[DIRECTIONS FOR THIS TASK]: The data below should be printed in full, exactly, and without any of its images.

[EXERCISE MATERIALS]:
:::::
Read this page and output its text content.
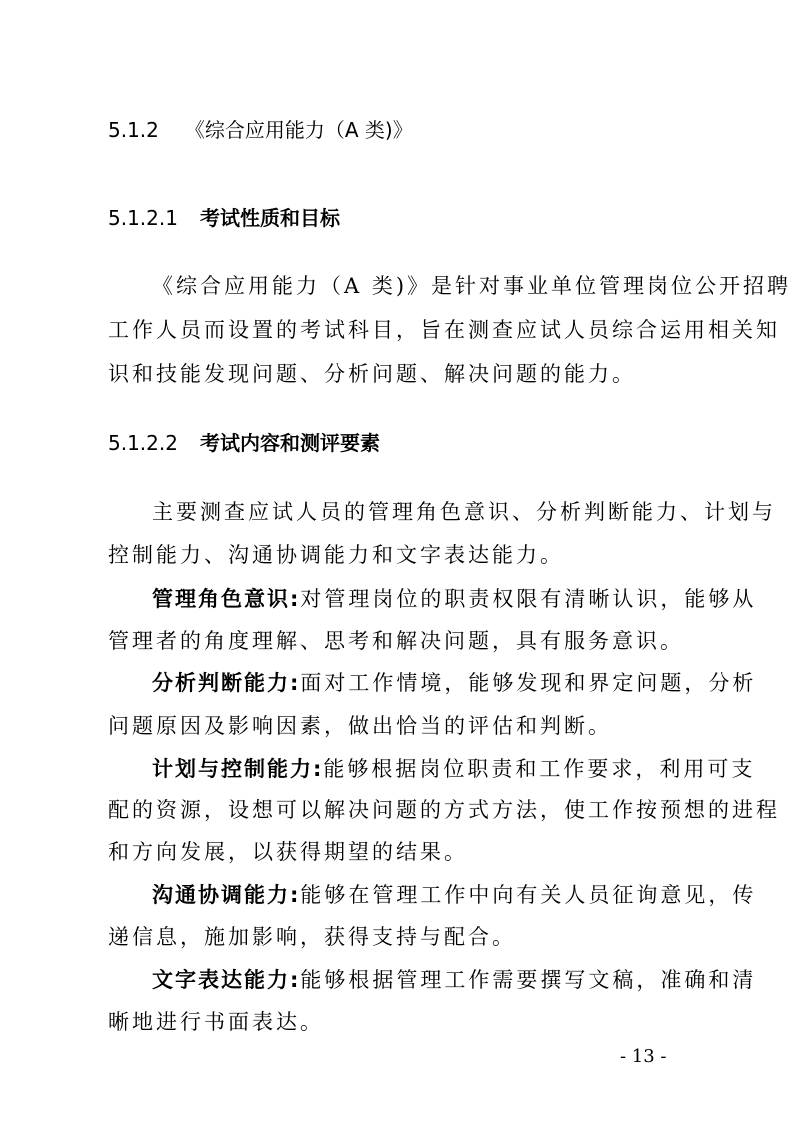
5.1.2 《综合应用能力（A 类)》
5.1.2.1 考试性质和目标
《综合应用能力（A 类)》是针对事业单位管理岗位公开招聘
工作人员而设置的考试科目，旨在测查应试人员综合运用相关知
识和技能发现问题、分析问题、解决问题的能力。
5.1.2.2 考试内容和测评要素
主要测查应试人员的管理角色意识、分析判断能力、计划与
控制能力、沟通协调能力和文字表达能力。
管理角色意识:对管理岗位的职责权限有清晰认识，能够从
管理者的角度理解、思考和解决问题，具有服务意识。
分析判断能力:面对工作情境，能够发现和界定问题，分析
问题原因及影响因素，做出恰当的评估和判断。
计划与控制能力:能够根据岗位职责和工作要求，利用可支
配的资源，设想可以解决问题的方式方法，使工作按预想的进程
和方向发展，以获得期望的结果。
沟通协调能力:能够在管理工作中向有关人员征询意见，传
递信息，施加影响，获得支持与配合。
文字表达能力:能够根据管理工作需要撰写文稿，准确和清
晰地进行书面表达。
- 13 -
:::::
[OUTPUT BELOW]:
Read this page and output its text content.
5.1.2 《综合应用能力（A 类)》
5.1.2.1 考试性质和目标
《综合应用能力（A 类)》是针对事业单位管理岗位公开招聘
工作人员而设置的考试科目，旨在测查应试人员综合运用相关知
识和技能发现问题、分析问题、解决问题的能力。
5.1.2.2 考试内容和测评要素
主要测查应试人员的管理角色意识、分析判断能力、计划与
控制能力、沟通协调能力和文字表达能力。
管理角色意识:对管理岗位的职责权限有清晰认识，能够从
管理者的角度理解、思考和解决问题，具有服务意识。
分析判断能力:面对工作情境，能够发现和界定问题，分析
问题原因及影响因素，做出恰当的评估和判断。
计划与控制能力:能够根据岗位职责和工作要求，利用可支
配的资源，设想可以解决问题的方式方法，使工作按预想的进程
和方向发展，以获得期望的结果。
沟通协调能力:能够在管理工作中向有关人员征询意见，传
递信息，施加影响，获得支持与配合。
文字表达能力:能够根据管理工作需要撰写文稿，准确和清
晰地进行书面表达。
- 13 -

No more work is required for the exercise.